Dataset entries:
════════════════════
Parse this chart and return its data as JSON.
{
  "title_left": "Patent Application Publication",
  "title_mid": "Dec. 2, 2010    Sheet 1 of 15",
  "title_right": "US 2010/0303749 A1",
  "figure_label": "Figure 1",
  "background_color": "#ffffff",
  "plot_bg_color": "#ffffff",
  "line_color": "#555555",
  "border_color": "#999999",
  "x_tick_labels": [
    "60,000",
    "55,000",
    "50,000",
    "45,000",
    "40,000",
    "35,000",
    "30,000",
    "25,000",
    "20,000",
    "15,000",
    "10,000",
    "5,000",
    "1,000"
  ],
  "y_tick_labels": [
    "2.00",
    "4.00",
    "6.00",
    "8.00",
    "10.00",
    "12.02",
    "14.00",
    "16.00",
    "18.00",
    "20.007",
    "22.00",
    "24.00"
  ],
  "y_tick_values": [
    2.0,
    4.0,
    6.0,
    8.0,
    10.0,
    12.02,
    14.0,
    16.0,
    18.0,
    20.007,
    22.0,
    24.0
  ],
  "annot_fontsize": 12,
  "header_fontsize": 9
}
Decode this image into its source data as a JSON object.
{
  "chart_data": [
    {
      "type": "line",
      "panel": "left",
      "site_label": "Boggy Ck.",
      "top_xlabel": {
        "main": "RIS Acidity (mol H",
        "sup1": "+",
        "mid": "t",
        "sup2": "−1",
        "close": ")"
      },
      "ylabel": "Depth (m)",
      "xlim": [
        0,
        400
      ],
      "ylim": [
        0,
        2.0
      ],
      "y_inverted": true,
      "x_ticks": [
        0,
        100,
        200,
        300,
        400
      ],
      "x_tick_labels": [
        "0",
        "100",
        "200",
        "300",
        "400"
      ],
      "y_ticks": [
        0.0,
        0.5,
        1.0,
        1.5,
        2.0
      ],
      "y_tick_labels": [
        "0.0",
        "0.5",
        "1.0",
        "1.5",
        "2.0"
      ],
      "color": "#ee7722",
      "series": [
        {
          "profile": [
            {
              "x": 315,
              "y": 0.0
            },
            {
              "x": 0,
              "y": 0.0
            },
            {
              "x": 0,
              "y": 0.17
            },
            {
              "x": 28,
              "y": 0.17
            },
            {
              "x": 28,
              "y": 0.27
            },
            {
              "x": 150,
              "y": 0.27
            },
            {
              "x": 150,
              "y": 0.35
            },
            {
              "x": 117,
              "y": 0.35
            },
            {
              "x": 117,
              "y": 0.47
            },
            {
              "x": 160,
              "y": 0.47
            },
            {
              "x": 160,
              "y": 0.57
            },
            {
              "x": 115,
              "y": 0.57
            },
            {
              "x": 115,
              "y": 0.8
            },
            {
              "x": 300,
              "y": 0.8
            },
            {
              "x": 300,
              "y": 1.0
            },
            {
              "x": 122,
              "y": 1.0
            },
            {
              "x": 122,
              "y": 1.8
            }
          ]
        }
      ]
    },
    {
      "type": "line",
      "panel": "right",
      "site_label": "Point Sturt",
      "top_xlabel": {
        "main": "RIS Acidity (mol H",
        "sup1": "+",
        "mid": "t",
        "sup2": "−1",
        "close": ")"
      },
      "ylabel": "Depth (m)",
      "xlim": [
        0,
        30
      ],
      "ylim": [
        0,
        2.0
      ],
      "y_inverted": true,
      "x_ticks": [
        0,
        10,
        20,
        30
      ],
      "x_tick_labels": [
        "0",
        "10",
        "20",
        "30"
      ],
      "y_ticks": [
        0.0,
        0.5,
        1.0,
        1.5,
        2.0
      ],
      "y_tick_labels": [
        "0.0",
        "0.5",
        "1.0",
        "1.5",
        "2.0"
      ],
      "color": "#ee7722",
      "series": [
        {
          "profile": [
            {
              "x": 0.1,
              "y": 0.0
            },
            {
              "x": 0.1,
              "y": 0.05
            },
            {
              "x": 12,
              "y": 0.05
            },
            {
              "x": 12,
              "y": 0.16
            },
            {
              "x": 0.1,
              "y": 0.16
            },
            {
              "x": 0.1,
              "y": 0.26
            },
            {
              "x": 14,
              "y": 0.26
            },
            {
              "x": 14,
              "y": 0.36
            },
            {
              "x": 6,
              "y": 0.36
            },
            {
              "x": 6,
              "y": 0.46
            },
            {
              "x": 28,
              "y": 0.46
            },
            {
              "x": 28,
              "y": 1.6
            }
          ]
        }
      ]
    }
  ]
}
════════════════════
Given task: Your task is to repeat every entry exactly.

Expected answer:
Parse this chart and return its data as JSON.
{
  "title_left": "Patent Application Publication",
  "title_mid": "Dec. 2, 2010    Sheet 1 of 15",
  "title_right": "US 2010/0303749 A1",
  "figure_label": "Figure 1",
  "background_color": "#ffffff",
  "plot_bg_color": "#ffffff",
  "line_color": "#555555",
  "border_color": "#999999",
  "x_tick_labels": [
    "60,000",
    "55,000",
    "50,000",
    "45,000",
    "40,000",
    "35,000",
    "30,000",
    "25,000",
    "20,000",
    "15,000",
    "10,000",
    "5,000",
    "1,000"
  ],
  "y_tick_labels": [
    "2.00",
    "4.00",
    "6.00",
    "8.00",
    "10.00",
    "12.02",
    "14.00",
    "16.00",
    "18.00",
    "20.007",
    "22.00",
    "24.00"
  ],
  "y_tick_values": [
    2.0,
    4.0,
    6.0,
    8.0,
    10.0,
    12.02,
    14.0,
    16.0,
    18.0,
    20.007,
    22.0,
    24.0
  ],
  "annot_fontsize": 12,
  "header_fontsize": 9
}
Decode this image into its source data as a JSON object.
{
  "chart_data": [
    {
      "type": "line",
      "panel": "left",
      "site_label": "Boggy Ck.",
      "top_xlabel": {
        "main": "RIS Acidity (mol H",
        "sup1": "+",
        "mid": "t",
        "sup2": "−1",
        "close": ")"
      },
      "ylabel": "Depth (m)",
      "xlim": [
        0,
        400
      ],
      "ylim": [
        0,
        2.0
      ],
      "y_inverted": true,
      "x_ticks": [
        0,
        100,
        200,
        300,
        400
      ],
      "x_tick_labels": [
        "0",
        "100",
        "200",
        "300",
        "400"
      ],
      "y_ticks": [
        0.0,
        0.5,
        1.0,
        1.5,
        2.0
      ],
      "y_tick_labels": [
        "0.0",
        "0.5",
        "1.0",
        "1.5",
        "2.0"
      ],
      "color": "#ee7722",
      "series": [
        {
          "profile": [
            {
              "x": 315,
              "y": 0.0
            },
            {
              "x": 0,
              "y": 0.0
            },
            {
              "x": 0,
              "y": 0.17
            },
            {
              "x": 28,
              "y": 0.17
            },
            {
              "x": 28,
              "y": 0.27
            },
            {
              "x": 150,
              "y": 0.27
            },
            {
              "x": 150,
              "y": 0.35
            },
            {
              "x": 117,
              "y": 0.35
            },
            {
              "x": 117,
              "y": 0.47
            },
            {
              "x": 160,
              "y": 0.47
            },
            {
              "x": 160,
              "y": 0.57
            },
            {
              "x": 115,
              "y": 0.57
            },
            {
              "x": 115,
              "y": 0.8
            },
            {
              "x": 300,
              "y": 0.8
            },
            {
              "x": 300,
              "y": 1.0
            },
            {
              "x": 122,
              "y": 1.0
            },
            {
              "x": 122,
              "y": 1.8
            }
          ]
        }
      ]
    },
    {
      "type": "line",
      "panel": "right",
      "site_label": "Point Sturt",
      "top_xlabel": {
        "main": "RIS Acidity (mol H",
        "sup1": "+",
        "mid": "t",
        "sup2": "−1",
        "close": ")"
      },
      "ylabel": "Depth (m)",
      "xlim": [
        0,
        30
      ],
      "ylim": [
        0,
        2.0
      ],
      "y_inverted": true,
      "x_ticks": [
        0,
        10,
        20,
        30
      ],
      "x_tick_labels": [
        "0",
        "10",
        "20",
        "30"
      ],
      "y_ticks": [
        0.0,
        0.5,
        1.0,
        1.5,
        2.0
      ],
      "y_tick_labels": [
        "0.0",
        "0.5",
        "1.0",
        "1.5",
        "2.0"
      ],
      "color": "#ee7722",
      "series": [
        {
          "profile": [
            {
              "x": 0.1,
              "y": 0.0
            },
            {
              "x": 0.1,
              "y": 0.05
            },
            {
              "x": 12,
              "y": 0.05
            },
            {
              "x": 12,
              "y": 0.16
            },
            {
              "x": 0.1,
              "y": 0.16
            },
            {
              "x": 0.1,
              "y": 0.26
            },
            {
              "x": 14,
              "y": 0.26
            },
            {
              "x": 14,
              "y": 0.36
            },
            {
              "x": 6,
              "y": 0.36
            },
            {
              "x": 6,
              "y": 0.46
            },
            {
              "x": 28,
              "y": 0.46
            },
            {
              "x": 28,
              "y": 1.6
            }
          ]
        }
      ]
    }
  ]
}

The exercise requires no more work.